■ DIRECTIONS ■
Copy the following records verbatim, beginning at the line that contains "Where is each" and ending after the line that contains "rating-text: 4.5/5: [166, 361, 200, 377]".

■ TASK MATERIAL ■

--- begin ---

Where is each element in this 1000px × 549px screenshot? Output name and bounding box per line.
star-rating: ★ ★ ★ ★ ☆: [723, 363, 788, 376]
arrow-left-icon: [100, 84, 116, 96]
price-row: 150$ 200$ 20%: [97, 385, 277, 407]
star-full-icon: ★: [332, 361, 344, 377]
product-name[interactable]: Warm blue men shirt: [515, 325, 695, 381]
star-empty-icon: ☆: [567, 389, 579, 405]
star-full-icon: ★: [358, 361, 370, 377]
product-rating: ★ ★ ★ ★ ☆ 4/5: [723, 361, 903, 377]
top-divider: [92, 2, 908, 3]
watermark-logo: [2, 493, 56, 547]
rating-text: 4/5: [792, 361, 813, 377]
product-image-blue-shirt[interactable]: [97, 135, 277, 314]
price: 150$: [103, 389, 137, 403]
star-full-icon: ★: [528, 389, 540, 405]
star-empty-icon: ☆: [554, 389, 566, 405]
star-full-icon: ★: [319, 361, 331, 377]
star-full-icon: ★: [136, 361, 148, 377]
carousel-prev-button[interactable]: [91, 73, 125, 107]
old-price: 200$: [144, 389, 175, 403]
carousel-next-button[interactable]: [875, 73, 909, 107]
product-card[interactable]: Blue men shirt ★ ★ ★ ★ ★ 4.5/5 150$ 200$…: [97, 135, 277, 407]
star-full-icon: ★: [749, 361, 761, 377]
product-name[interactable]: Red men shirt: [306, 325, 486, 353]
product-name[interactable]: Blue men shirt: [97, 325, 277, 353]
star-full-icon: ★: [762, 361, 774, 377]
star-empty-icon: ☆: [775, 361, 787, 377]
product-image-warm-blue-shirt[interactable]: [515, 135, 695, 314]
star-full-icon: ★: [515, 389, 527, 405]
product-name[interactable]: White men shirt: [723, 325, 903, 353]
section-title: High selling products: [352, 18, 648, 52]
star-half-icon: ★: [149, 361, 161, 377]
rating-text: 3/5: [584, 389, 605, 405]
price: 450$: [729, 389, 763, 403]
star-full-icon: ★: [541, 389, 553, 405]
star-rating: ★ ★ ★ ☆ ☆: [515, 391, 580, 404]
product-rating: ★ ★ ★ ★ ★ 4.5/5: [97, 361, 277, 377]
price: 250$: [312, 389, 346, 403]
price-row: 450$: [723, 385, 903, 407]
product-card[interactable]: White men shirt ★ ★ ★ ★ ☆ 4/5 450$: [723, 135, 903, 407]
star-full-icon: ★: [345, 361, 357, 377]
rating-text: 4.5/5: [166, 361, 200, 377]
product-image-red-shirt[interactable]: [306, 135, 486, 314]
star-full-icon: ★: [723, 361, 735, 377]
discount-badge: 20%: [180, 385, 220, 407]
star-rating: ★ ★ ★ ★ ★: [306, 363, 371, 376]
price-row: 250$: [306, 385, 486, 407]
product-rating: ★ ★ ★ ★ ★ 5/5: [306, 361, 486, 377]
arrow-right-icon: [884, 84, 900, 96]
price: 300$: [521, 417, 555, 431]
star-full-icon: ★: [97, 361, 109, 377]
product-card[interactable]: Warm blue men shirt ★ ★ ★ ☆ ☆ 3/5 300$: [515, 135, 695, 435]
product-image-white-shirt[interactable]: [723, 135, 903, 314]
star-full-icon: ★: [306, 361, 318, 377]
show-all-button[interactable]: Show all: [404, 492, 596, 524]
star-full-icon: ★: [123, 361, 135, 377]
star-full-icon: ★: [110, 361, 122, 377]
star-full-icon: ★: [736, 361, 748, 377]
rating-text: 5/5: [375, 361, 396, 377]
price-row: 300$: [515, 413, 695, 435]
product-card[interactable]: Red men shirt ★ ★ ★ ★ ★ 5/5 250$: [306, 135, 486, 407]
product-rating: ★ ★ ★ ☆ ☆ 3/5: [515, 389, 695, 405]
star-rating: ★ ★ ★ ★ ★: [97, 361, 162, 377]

--- end ---
--- begin ---

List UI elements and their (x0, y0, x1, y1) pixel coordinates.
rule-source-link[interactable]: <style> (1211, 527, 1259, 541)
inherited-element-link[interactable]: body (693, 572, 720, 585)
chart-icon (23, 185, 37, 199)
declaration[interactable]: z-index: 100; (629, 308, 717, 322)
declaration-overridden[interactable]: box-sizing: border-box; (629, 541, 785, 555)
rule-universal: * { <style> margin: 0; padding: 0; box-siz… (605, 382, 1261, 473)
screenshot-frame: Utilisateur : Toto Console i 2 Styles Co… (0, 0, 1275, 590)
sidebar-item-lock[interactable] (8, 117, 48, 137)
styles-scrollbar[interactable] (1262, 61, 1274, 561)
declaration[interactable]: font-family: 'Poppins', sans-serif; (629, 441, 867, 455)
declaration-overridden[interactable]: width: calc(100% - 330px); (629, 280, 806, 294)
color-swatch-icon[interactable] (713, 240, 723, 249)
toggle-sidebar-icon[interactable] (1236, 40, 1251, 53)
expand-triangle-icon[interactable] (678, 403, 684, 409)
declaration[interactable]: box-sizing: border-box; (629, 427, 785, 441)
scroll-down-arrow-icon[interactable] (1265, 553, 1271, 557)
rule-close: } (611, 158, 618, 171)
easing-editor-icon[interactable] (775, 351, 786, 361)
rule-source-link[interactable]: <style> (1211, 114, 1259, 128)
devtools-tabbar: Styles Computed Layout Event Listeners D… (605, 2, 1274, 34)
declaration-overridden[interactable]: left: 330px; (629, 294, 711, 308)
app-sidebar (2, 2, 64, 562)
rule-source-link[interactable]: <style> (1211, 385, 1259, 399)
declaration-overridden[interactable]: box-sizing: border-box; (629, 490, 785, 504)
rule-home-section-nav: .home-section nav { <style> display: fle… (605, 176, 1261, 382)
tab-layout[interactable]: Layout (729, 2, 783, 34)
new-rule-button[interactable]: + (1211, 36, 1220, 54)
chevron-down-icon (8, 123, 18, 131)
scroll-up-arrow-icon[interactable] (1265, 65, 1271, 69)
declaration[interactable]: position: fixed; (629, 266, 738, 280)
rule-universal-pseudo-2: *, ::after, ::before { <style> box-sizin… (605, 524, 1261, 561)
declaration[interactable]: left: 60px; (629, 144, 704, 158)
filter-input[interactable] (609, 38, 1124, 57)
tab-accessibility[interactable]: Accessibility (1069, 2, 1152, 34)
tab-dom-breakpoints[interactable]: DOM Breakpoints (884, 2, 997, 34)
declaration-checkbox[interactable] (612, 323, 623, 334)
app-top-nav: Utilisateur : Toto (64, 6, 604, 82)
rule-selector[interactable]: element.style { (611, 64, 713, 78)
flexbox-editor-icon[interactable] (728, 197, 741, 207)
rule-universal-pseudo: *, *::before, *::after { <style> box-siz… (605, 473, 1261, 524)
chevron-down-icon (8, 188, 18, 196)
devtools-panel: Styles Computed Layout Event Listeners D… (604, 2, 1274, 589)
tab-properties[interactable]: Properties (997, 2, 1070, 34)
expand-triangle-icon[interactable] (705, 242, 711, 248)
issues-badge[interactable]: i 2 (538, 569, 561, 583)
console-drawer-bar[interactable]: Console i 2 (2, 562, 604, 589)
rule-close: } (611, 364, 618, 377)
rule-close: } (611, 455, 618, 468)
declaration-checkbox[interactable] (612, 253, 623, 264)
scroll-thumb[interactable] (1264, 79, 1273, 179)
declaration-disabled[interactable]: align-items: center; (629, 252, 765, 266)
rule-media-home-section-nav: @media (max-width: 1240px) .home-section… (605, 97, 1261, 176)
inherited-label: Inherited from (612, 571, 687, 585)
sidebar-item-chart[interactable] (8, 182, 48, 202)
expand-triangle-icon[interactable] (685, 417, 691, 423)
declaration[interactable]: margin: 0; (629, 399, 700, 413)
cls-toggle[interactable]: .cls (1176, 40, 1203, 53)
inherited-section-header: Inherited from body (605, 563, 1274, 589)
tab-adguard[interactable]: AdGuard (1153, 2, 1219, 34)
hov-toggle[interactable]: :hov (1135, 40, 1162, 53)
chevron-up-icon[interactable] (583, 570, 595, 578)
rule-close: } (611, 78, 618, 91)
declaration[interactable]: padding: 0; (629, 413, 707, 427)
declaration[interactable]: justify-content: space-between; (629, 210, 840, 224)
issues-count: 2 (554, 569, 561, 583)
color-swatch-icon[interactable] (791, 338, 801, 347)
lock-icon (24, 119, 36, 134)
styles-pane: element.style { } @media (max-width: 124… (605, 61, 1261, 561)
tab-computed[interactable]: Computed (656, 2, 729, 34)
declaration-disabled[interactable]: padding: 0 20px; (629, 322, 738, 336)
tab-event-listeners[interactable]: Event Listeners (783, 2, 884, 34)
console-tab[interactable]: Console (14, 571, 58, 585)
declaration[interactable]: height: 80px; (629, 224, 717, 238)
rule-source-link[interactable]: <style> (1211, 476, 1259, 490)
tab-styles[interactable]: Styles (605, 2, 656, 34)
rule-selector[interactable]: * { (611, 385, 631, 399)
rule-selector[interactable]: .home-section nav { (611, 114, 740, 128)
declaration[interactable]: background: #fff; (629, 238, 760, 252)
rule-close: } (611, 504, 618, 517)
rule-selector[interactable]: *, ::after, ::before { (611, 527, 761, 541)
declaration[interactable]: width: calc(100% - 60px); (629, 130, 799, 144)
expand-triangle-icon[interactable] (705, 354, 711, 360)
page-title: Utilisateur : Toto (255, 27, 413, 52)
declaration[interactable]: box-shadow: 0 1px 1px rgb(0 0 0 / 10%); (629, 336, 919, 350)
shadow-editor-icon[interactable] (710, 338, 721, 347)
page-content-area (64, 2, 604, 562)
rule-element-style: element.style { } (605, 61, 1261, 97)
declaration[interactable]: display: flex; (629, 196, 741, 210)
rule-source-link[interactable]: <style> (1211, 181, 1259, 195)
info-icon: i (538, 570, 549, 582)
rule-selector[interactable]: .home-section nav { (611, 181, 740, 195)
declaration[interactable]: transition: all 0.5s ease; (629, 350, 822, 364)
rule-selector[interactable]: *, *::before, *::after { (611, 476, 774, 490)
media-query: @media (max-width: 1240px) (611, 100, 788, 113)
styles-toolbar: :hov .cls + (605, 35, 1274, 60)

--- end ---

■ RESPONSE ■
Where is each element in this 1000px × 549px screenshot? Output name and bounding box per line.
star-rating: ★ ★ ★ ★ ☆: [723, 363, 788, 376]
arrow-left-icon: [100, 84, 116, 96]
price-row: 150$ 200$ 20%: [97, 385, 277, 407]
star-full-icon: ★: [332, 361, 344, 377]
product-name[interactable]: Warm blue men shirt: [515, 325, 695, 381]
star-empty-icon: ☆: [567, 389, 579, 405]
star-full-icon: ★: [358, 361, 370, 377]
product-rating: ★ ★ ★ ★ ☆ 4/5: [723, 361, 903, 377]
top-divider: [92, 2, 908, 3]
watermark-logo: [2, 493, 56, 547]
rating-text: 4/5: [792, 361, 813, 377]
product-image-blue-shirt[interactable]: [97, 135, 277, 314]
price: 150$: [103, 389, 137, 403]
star-full-icon: ★: [528, 389, 540, 405]
star-empty-icon: ☆: [554, 389, 566, 405]
star-full-icon: ★: [319, 361, 331, 377]
star-full-icon: ★: [136, 361, 148, 377]
carousel-prev-button[interactable]: [91, 73, 125, 107]
old-price: 200$: [144, 389, 175, 403]
carousel-next-button[interactable]: [875, 73, 909, 107]
product-card[interactable]: Blue men shirt ★ ★ ★ ★ ★ 4.5/5 150$ 200$…: [97, 135, 277, 407]
star-full-icon: ★: [749, 361, 761, 377]
product-name[interactable]: Red men shirt: [306, 325, 486, 353]
product-name[interactable]: Blue men shirt: [97, 325, 277, 353]
star-full-icon: ★: [762, 361, 774, 377]
star-empty-icon: ☆: [775, 361, 787, 377]
product-image-warm-blue-shirt[interactable]: [515, 135, 695, 314]
star-full-icon: ★: [515, 389, 527, 405]
product-name[interactable]: White men shirt: [723, 325, 903, 353]
section-title: High selling products: [352, 18, 648, 52]
star-half-icon: ★: [149, 361, 161, 377]
rating-text: 3/5: [584, 389, 605, 405]
price: 450$: [729, 389, 763, 403]
star-full-icon: ★: [541, 389, 553, 405]
star-rating: ★ ★ ★ ☆ ☆: [515, 391, 580, 404]
product-rating: ★ ★ ★ ★ ★ 4.5/5: [97, 361, 277, 377]
price: 250$: [312, 389, 346, 403]
price-row: 450$: [723, 385, 903, 407]
product-card[interactable]: White men shirt ★ ★ ★ ★ ☆ 4/5 450$: [723, 135, 903, 407]
star-full-icon: ★: [345, 361, 357, 377]
rating-text: 4.5/5: [166, 361, 200, 377]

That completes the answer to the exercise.